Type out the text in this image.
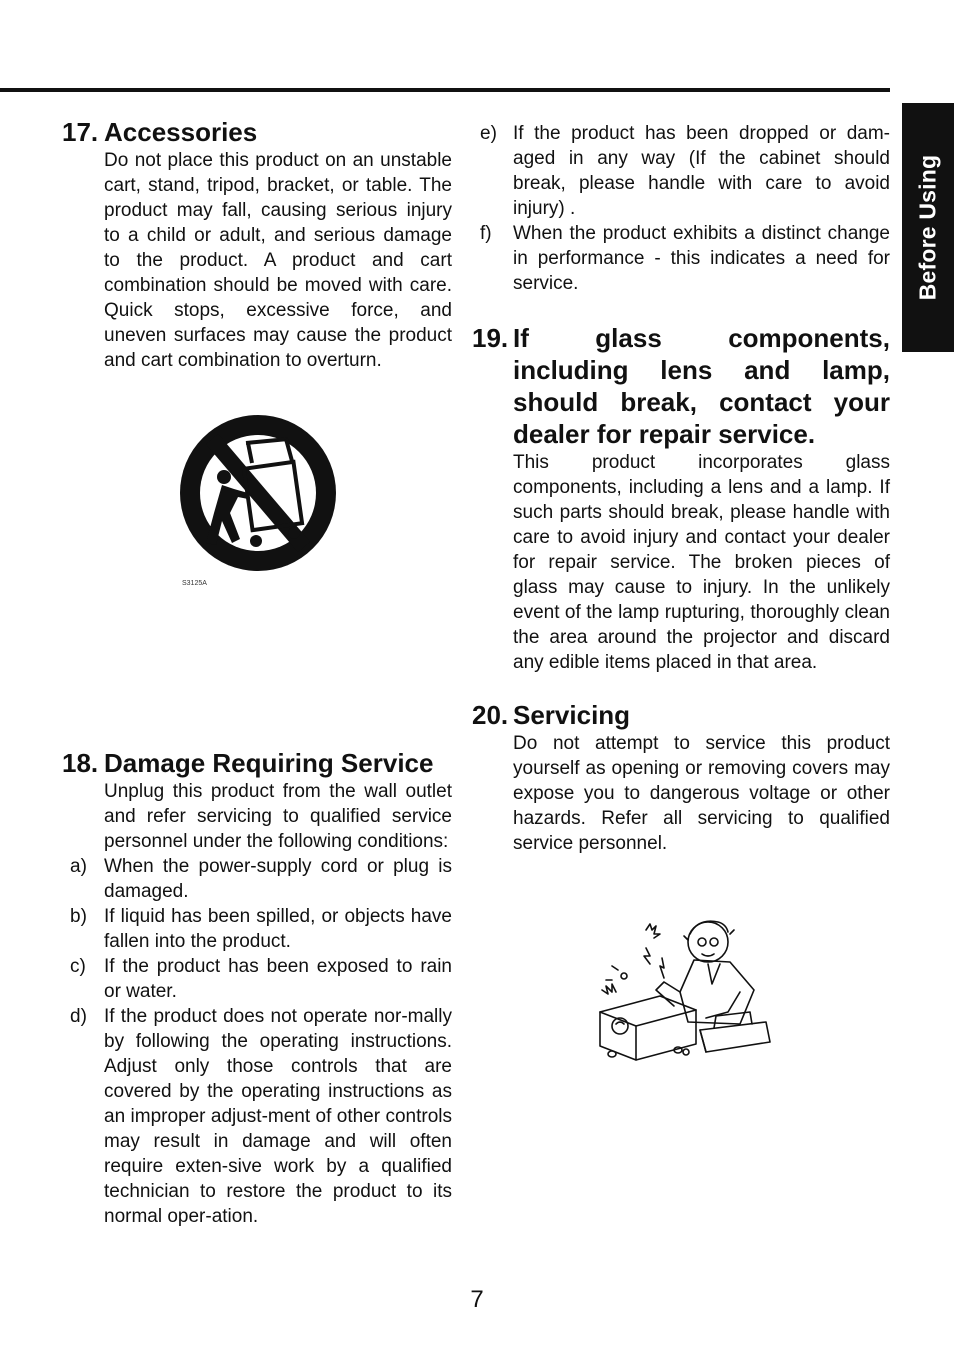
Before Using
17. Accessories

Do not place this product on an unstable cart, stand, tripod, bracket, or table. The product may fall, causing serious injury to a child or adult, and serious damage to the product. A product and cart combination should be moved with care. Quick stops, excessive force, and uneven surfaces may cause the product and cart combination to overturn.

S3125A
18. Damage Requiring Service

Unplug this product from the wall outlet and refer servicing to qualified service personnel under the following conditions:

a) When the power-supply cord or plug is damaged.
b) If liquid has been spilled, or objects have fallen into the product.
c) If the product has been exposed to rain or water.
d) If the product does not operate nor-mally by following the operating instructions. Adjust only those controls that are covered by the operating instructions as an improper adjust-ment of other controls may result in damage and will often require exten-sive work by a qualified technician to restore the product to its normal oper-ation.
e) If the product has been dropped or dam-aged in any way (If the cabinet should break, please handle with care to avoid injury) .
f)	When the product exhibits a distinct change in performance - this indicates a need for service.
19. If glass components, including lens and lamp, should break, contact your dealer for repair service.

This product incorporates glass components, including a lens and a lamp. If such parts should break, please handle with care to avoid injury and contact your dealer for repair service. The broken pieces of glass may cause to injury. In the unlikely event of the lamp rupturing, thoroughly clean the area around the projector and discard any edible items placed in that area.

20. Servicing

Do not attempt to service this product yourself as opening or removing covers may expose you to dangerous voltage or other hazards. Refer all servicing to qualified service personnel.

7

* * *

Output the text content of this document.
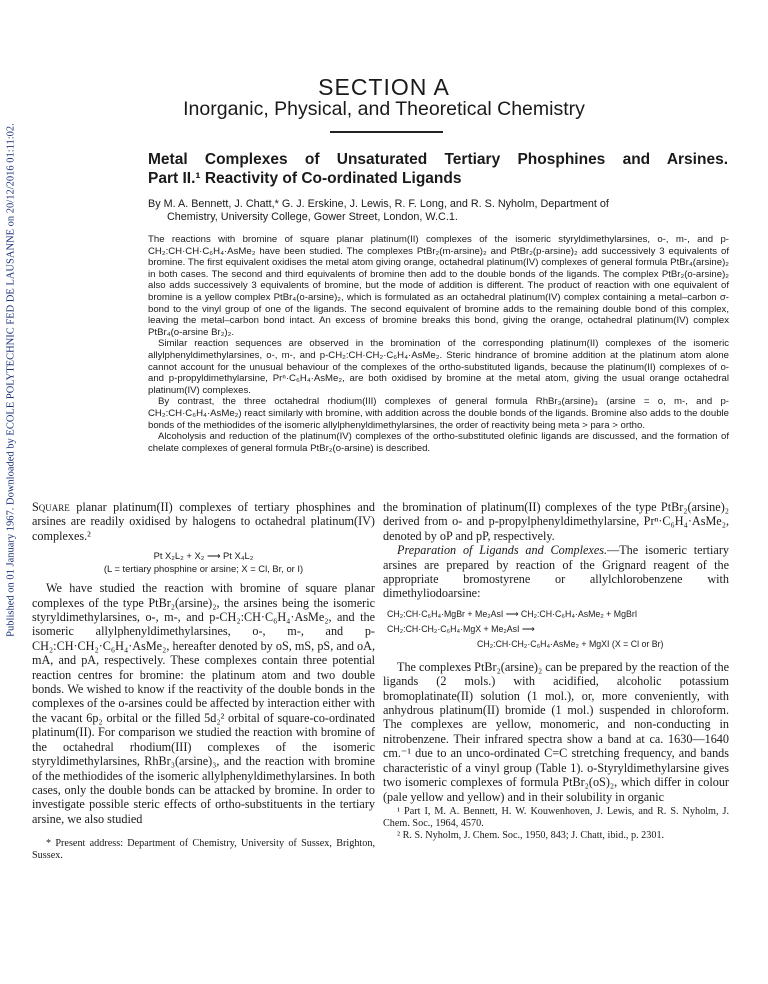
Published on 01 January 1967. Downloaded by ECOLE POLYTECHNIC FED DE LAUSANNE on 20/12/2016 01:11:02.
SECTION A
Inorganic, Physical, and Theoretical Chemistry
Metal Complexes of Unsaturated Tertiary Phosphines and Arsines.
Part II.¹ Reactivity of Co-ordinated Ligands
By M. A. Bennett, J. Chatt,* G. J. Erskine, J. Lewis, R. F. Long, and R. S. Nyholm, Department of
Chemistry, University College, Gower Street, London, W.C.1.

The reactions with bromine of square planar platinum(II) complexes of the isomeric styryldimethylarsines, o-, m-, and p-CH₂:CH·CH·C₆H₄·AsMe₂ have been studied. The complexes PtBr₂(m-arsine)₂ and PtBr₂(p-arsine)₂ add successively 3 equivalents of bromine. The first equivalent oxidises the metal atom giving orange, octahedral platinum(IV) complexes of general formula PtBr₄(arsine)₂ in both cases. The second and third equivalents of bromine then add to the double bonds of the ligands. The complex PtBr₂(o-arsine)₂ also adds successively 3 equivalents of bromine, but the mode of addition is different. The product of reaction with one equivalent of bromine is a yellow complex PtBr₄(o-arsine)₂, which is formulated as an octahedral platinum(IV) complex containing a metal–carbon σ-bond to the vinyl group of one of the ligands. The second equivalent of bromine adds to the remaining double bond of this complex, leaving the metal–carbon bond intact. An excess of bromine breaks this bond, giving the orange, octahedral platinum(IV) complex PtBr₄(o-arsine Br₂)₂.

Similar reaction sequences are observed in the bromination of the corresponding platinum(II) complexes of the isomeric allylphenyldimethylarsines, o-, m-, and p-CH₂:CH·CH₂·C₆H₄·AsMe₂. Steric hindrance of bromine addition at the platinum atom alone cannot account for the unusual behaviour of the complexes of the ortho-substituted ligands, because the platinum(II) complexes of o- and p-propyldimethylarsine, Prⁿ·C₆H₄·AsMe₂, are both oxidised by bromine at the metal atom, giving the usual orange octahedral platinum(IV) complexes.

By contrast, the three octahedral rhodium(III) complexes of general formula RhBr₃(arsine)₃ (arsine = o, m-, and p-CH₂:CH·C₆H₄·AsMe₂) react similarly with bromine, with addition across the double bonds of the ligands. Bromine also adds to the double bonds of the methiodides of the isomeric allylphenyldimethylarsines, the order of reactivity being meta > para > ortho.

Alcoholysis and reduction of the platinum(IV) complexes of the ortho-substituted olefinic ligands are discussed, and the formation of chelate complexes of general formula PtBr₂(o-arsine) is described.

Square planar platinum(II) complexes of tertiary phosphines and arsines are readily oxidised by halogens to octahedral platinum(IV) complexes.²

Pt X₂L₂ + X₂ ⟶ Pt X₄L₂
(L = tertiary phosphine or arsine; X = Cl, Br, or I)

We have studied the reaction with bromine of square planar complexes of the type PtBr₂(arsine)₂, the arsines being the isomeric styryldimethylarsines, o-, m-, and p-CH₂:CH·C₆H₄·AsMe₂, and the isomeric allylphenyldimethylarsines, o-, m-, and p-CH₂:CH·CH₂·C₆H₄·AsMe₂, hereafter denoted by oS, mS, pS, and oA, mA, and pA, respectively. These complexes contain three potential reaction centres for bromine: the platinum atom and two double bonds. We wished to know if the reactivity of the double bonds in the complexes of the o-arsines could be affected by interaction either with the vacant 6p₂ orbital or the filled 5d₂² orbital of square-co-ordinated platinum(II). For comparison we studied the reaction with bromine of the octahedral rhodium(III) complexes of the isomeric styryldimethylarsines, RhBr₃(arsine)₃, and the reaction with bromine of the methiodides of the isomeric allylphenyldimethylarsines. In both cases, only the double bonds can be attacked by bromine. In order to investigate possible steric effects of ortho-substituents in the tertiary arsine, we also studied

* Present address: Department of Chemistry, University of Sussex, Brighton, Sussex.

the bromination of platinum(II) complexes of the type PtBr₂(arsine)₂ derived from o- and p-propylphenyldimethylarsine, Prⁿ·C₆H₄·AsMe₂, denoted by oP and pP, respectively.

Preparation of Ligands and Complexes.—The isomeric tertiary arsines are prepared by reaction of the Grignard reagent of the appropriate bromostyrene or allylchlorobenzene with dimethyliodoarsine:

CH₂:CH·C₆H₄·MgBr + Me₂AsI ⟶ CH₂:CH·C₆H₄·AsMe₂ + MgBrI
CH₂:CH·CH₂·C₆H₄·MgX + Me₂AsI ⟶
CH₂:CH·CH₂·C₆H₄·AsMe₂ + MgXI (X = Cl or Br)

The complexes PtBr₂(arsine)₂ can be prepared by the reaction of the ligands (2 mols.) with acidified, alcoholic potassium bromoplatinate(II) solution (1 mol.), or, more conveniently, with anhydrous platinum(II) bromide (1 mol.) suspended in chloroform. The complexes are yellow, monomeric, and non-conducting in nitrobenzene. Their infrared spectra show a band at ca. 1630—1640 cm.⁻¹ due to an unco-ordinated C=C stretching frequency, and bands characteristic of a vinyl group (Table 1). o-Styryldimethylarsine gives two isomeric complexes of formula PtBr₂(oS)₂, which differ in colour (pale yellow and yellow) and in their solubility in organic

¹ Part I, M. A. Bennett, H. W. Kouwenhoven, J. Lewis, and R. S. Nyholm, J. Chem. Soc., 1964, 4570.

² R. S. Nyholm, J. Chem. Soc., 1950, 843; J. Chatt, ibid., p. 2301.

* * *

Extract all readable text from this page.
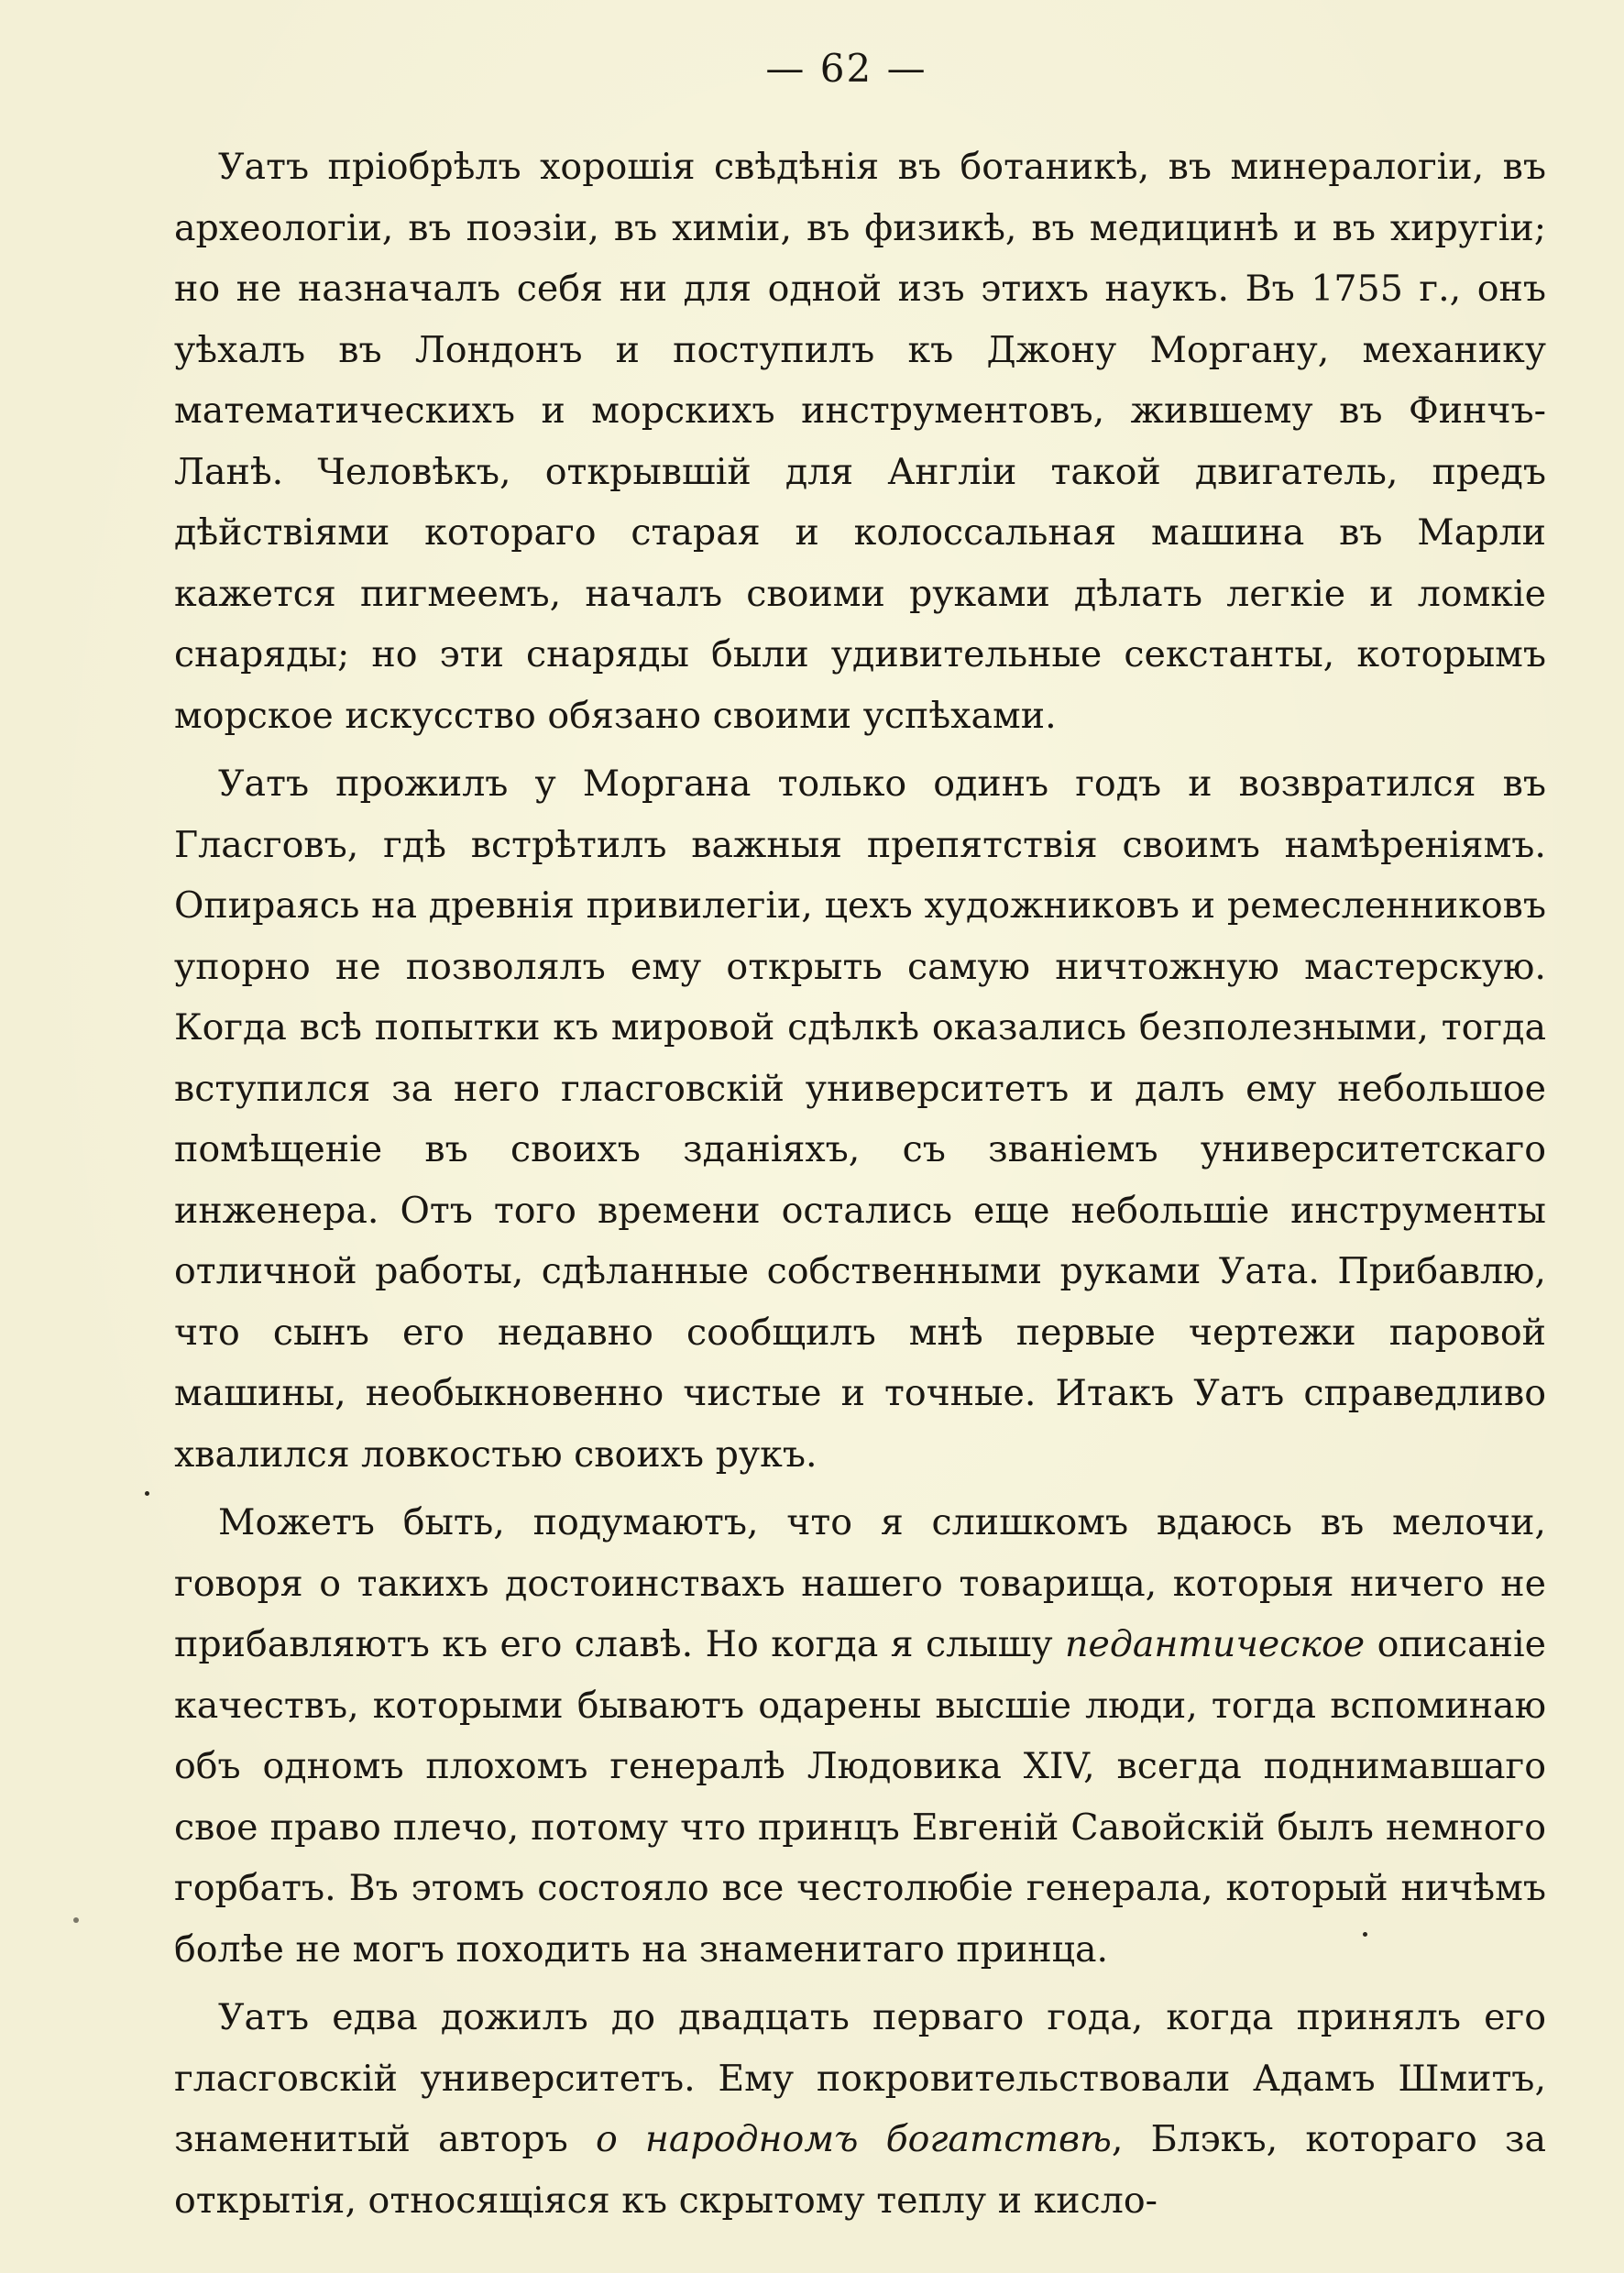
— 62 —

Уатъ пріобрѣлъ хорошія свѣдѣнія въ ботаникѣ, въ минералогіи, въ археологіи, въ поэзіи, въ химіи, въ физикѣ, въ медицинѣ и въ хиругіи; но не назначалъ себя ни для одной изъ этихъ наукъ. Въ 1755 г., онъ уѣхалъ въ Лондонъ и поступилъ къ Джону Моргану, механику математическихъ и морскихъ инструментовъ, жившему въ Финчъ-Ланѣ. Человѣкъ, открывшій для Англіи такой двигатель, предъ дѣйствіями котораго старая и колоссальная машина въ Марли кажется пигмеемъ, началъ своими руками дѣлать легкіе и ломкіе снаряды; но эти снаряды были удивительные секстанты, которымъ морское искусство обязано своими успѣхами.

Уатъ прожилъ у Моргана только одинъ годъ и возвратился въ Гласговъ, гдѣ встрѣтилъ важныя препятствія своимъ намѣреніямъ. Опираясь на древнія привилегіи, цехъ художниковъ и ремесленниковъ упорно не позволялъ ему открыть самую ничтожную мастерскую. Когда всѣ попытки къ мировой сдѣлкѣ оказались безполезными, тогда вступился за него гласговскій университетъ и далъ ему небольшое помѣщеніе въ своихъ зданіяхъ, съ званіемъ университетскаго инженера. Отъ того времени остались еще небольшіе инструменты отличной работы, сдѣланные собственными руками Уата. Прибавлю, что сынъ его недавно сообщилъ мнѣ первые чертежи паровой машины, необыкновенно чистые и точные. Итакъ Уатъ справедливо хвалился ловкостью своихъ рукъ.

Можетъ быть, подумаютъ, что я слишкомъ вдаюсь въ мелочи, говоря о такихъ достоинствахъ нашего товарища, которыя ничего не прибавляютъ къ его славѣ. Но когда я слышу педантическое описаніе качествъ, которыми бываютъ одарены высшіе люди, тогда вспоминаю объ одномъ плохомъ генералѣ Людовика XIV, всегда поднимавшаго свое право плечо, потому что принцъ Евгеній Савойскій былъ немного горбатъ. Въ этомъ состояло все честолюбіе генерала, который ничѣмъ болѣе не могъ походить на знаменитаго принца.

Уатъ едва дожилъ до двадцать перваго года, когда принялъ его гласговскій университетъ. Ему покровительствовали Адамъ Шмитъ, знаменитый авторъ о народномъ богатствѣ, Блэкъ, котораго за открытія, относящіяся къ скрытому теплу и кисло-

» **WHAT IS BEING ASKED**:
Only the number is wanted: how many lines in the entries above contain the string "contact"?

» **CORRECT RESULT**:
2